**Provided material:**
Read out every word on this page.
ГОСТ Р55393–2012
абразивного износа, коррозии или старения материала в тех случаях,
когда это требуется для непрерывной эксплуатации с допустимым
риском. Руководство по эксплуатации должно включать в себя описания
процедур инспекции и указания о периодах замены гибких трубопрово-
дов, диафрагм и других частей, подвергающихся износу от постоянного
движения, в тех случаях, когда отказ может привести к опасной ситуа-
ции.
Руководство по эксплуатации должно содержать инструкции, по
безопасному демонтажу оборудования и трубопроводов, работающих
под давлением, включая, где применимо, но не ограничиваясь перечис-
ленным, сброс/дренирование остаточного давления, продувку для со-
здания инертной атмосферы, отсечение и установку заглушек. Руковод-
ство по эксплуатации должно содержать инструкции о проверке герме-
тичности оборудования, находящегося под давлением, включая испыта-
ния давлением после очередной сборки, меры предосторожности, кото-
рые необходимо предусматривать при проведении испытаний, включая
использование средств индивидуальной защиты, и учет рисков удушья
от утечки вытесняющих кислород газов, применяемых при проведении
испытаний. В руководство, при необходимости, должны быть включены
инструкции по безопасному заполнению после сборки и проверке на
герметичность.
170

**To do:** Extract every entry above as it appears.

**Exercise result:**
Read out every word on this page.
ГОСТ Р55393–2012
абразивного износа, коррозии или старения материала в тех случаях,
когда это требуется для непрерывной эксплуатации с допустимым
риском. Руководство по эксплуатации должно включать в себя описания
процедур инспекции и указания о периодах замены гибких трубопрово-
дов, диафрагм и других частей, подвергающихся износу от постоянного
движения, в тех случаях, когда отказ может привести к опасной ситуа-
ции.
Руководство по эксплуатации должно содержать инструкции, по
безопасному демонтажу оборудования и трубопроводов, работающих
под давлением, включая, где применимо, но не ограничиваясь перечис-
ленным, сброс/дренирование остаточного давления, продувку для со-
здания инертной атмосферы, отсечение и установку заглушек. Руковод-
ство по эксплуатации должно содержать инструкции о проверке герме-
тичности оборудования, находящегося под давлением, включая испыта-
ния давлением после очередной сборки, меры предосторожности, кото-
рые необходимо предусматривать при проведении испытаний, включая
использование средств индивидуальной защиты, и учет рисков удушья
от утечки вытесняющих кислород газов, применяемых при проведении
испытаний. В руководство, при необходимости, должны быть включены
инструкции по безопасному заполнению после сборки и проверке на
герметичность.
170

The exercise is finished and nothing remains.